* WRITTEN REQUEST: Restate the whole of the material. Keep every word, and drop the pictures.

* BEGIN AVAILABLE DATA *

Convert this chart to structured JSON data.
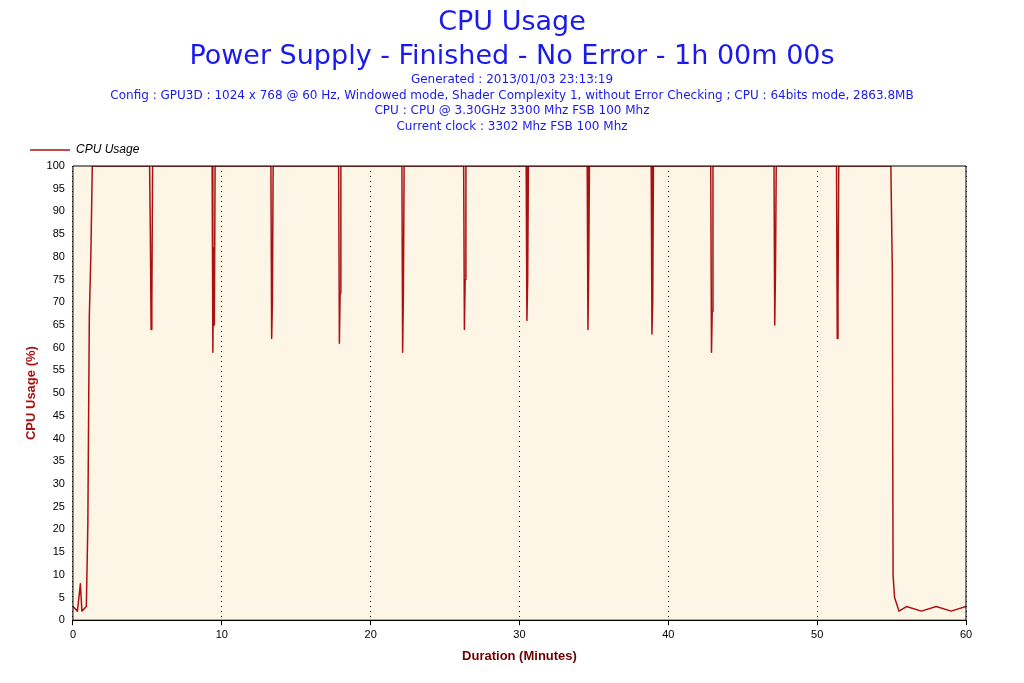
{
  "chart_data": {
    "type": "line",
    "title": "CPU Usage",
    "subtitle": "Power Supply - Finished - No Error - 1h 00m 00s",
    "annotations": [
      "Generated : 2013/01/03 23:13:19",
      "Config : GPU3D : 1024 x 768 @ 60 Hz, Windowed mode, Shader Complexity 1, without Error Checking ; CPU : 64bits mode, 2863.8MB",
      "CPU : CPU @ 3.30GHz 3300 Mhz FSB 100 Mhz",
      "Current clock : 3302 Mhz FSB 100 Mhz"
    ],
    "xlabel": "Duration (Minutes)",
    "ylabel": "CPU Usage (%)",
    "series": [
      {
        "name": "CPU Usage",
        "color": "#aa1111",
        "x": [
          0,
          0.3,
          0.5,
          0.6,
          0.9,
          1.0,
          1.1,
          1.2,
          1.3,
          5.15,
          5.2,
          5.25,
          5.3,
          5.35,
          9.35,
          9.4,
          9.45,
          9.5,
          9.55,
          13.3,
          13.35,
          13.4,
          13.45,
          17.85,
          17.9,
          17.95,
          18.0,
          22.1,
          22.15,
          22.2,
          22.25,
          26.25,
          26.3,
          26.35,
          26.4,
          30.45,
          30.5,
          30.55,
          30.6,
          34.55,
          34.6,
          34.65,
          34.7,
          38.85,
          38.9,
          38.95,
          39.0,
          42.85,
          42.9,
          42.95,
          43.0,
          47.1,
          47.15,
          47.2,
          47.25,
          51.3,
          51.35,
          51.4,
          51.45,
          54.95,
          55.05,
          55.1,
          55.2,
          55.5,
          56,
          57,
          58,
          59,
          60
        ],
        "values": [
          3,
          2,
          8,
          2,
          3,
          21,
          67,
          80,
          100,
          100,
          85,
          64,
          70,
          100,
          100,
          59,
          82,
          65,
          100,
          100,
          62,
          70,
          100,
          100,
          61,
          72,
          100,
          100,
          59,
          72,
          100,
          100,
          64,
          75,
          100,
          100,
          66,
          75,
          100,
          100,
          64,
          77,
          100,
          100,
          63,
          70,
          100,
          100,
          59,
          68,
          100,
          100,
          65,
          77,
          100,
          100,
          62,
          71,
          100,
          100,
          77,
          10,
          5,
          2,
          3,
          2,
          3,
          2,
          3
        ]
      }
    ],
    "xlim": [
      0,
      60
    ],
    "xticks": [
      0,
      10,
      20,
      30,
      40,
      50,
      60
    ],
    "ylim": [
      0,
      100
    ],
    "yticks": [
      0,
      5,
      10,
      15,
      20,
      25,
      30,
      35,
      40,
      45,
      50,
      55,
      60,
      65,
      70,
      75,
      80,
      85,
      90,
      95,
      100
    ],
    "grid": "x",
    "legend": "top left",
    "marker": "none",
    "line_style": "solid"
  }
}
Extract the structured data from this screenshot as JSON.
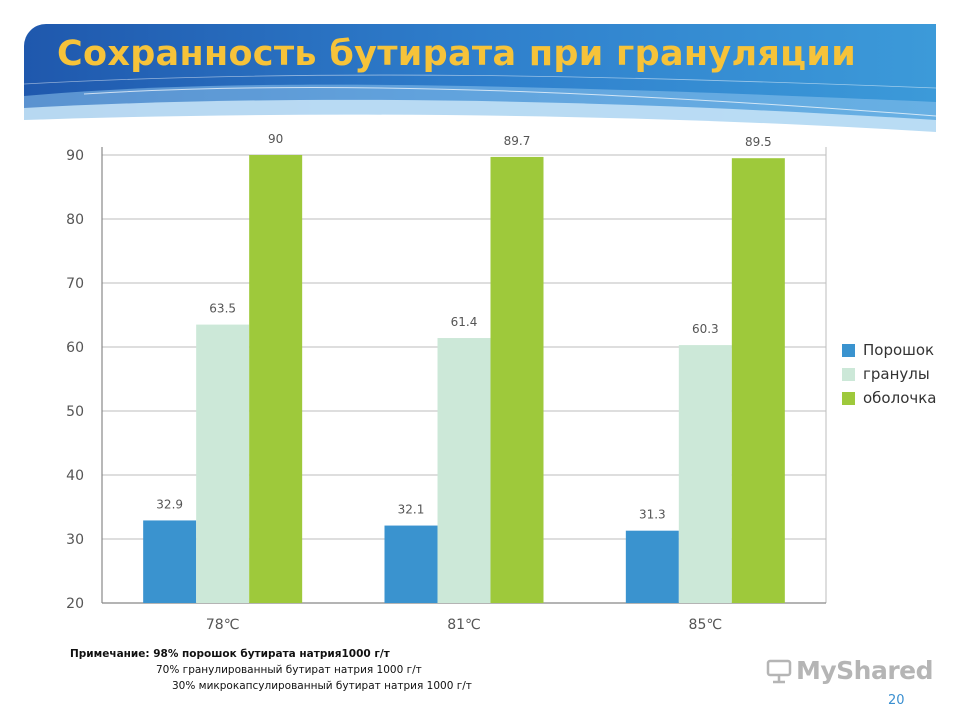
{
  "slide": {
    "title": "Сохранность бутирата при грануляции",
    "page_number": "20",
    "logo_text": "MyShared"
  },
  "note": {
    "line1": "Примечание: 98% порошок бутирата натрия1000 г/т",
    "line2": "70% гранулированный бутират натрия  1000 г/т",
    "line3": "30% микрокапсулированный бутират натрия 1000 г/т"
  },
  "legend": [
    {
      "label": "Порошок",
      "color": "#3a93cf"
    },
    {
      "label": "гранулы",
      "color": "#cce8d8"
    },
    {
      "label": "оболочка",
      "color": "#9ec93b"
    }
  ],
  "chart_data": {
    "type": "bar",
    "categories": [
      "78℃",
      "81℃",
      "85℃"
    ],
    "series": [
      {
        "name": "Порошок",
        "values": [
          32.9,
          32.1,
          31.3
        ],
        "labels": [
          "32.9",
          "32.1",
          "31.3"
        ],
        "color": "#3a93cf"
      },
      {
        "name": "гранулы",
        "values": [
          63.5,
          61.4,
          60.3
        ],
        "labels": [
          "63.5",
          "61.4",
          "60.3"
        ],
        "color": "#cce8d8"
      },
      {
        "name": "оболочка",
        "values": [
          90,
          89.7,
          89.5
        ],
        "labels": [
          "90",
          "89.7",
          "89.5"
        ],
        "color": "#9ec93b"
      }
    ],
    "yticks": [
      "20",
      "30",
      "40",
      "50",
      "60",
      "70",
      "80",
      "90"
    ],
    "ylim": [
      20,
      90
    ],
    "grid": true,
    "legend_position": "right"
  }
}
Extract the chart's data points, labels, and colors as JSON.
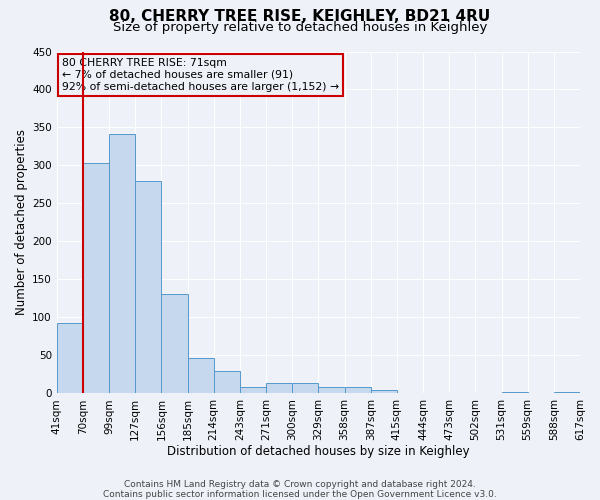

* END AVAILABLE DATA *

* SOLUTION TO THIS TASK:
Convert this chart to structured JSON data.
{
  "chart_data": {
    "type": "line",
    "title": "CPU Usage",
    "subtitle": "Power Supply - Finished - No Error - 1h 00m 00s",
    "annotations": [
      "Generated : 2013/01/03 23:13:19",
      "Config : GPU3D : 1024 x 768 @ 60 Hz, Windowed mode, Shader Complexity 1, without Error Checking ; CPU : 64bits mode, 2863.8MB",
      "CPU : CPU @ 3.30GHz 3300 Mhz FSB 100 Mhz",
      "Current clock : 3302 Mhz FSB 100 Mhz"
    ],
    "xlabel": "Duration (Minutes)",
    "ylabel": "CPU Usage (%)",
    "series": [
      {
        "name": "CPU Usage",
        "color": "#aa1111",
        "x": [
          0,
          0.3,
          0.5,
          0.6,
          0.9,
          1.0,
          1.1,
          1.2,
          1.3,
          5.15,
          5.2,
          5.25,
          5.3,
          5.35,
          9.35,
          9.4,
          9.45,
          9.5,
          9.55,
          13.3,
          13.35,
          13.4,
          13.45,
          17.85,
          17.9,
          17.95,
          18.0,
          22.1,
          22.15,
          22.2,
          22.25,
          26.25,
          26.3,
          26.35,
          26.4,
          30.45,
          30.5,
          30.55,
          30.6,
          34.55,
          34.6,
          34.65,
          34.7,
          38.85,
          38.9,
          38.95,
          39.0,
          42.85,
          42.9,
          42.95,
          43.0,
          47.1,
          47.15,
          47.2,
          47.25,
          51.3,
          51.35,
          51.4,
          51.45,
          54.95,
          55.05,
          55.1,
          55.2,
          55.5,
          56,
          57,
          58,
          59,
          60
        ],
        "values": [
          3,
          2,
          8,
          2,
          3,
          21,
          67,
          80,
          100,
          100,
          85,
          64,
          70,
          100,
          100,
          59,
          82,
          65,
          100,
          100,
          62,
          70,
          100,
          100,
          61,
          72,
          100,
          100,
          59,
          72,
          100,
          100,
          64,
          75,
          100,
          100,
          66,
          75,
          100,
          100,
          64,
          77,
          100,
          100,
          63,
          70,
          100,
          100,
          59,
          68,
          100,
          100,
          65,
          77,
          100,
          100,
          62,
          71,
          100,
          100,
          77,
          10,
          5,
          2,
          3,
          2,
          3,
          2,
          3
        ]
      }
    ],
    "xlim": [
      0,
      60
    ],
    "xticks": [
      0,
      10,
      20,
      30,
      40,
      50,
      60
    ],
    "ylim": [
      0,
      100
    ],
    "yticks": [
      0,
      5,
      10,
      15,
      20,
      25,
      30,
      35,
      40,
      45,
      50,
      55,
      60,
      65,
      70,
      75,
      80,
      85,
      90,
      95,
      100
    ],
    "grid": "x",
    "legend": "top left",
    "marker": "none",
    "line_style": "solid"
  }
}
Extract the structured data from this screenshot as JSON.
{
  "slide": {
    "title": "Сохранность бутирата при грануляции",
    "page_number": "20",
    "logo_text": "MyShared"
  },
  "note": {
    "line1": "Примечание: 98% порошок бутирата натрия1000 г/т",
    "line2": "70% гранулированный бутират натрия  1000 г/т",
    "line3": "30% микрокапсулированный бутират натрия 1000 г/т"
  },
  "legend": [
    {
      "label": "Порошок",
      "color": "#3a93cf"
    },
    {
      "label": "гранулы",
      "color": "#cce8d8"
    },
    {
      "label": "оболочка",
      "color": "#9ec93b"
    }
  ],
  "chart_data": {
    "type": "bar",
    "categories": [
      "78℃",
      "81℃",
      "85℃"
    ],
    "series": [
      {
        "name": "Порошок",
        "values": [
          32.9,
          32.1,
          31.3
        ],
        "labels": [
          "32.9",
          "32.1",
          "31.3"
        ],
        "color": "#3a93cf"
      },
      {
        "name": "гранулы",
        "values": [
          63.5,
          61.4,
          60.3
        ],
        "labels": [
          "63.5",
          "61.4",
          "60.3"
        ],
        "color": "#cce8d8"
      },
      {
        "name": "оболочка",
        "values": [
          90,
          89.7,
          89.5
        ],
        "labels": [
          "90",
          "89.7",
          "89.5"
        ],
        "color": "#9ec93b"
      }
    ],
    "yticks": [
      "20",
      "30",
      "40",
      "50",
      "60",
      "70",
      "80",
      "90"
    ],
    "ylim": [
      20,
      90
    ],
    "grid": true,
    "legend_position": "right"
  }
}
Extract the chart's data points, labels, and colors as JSON.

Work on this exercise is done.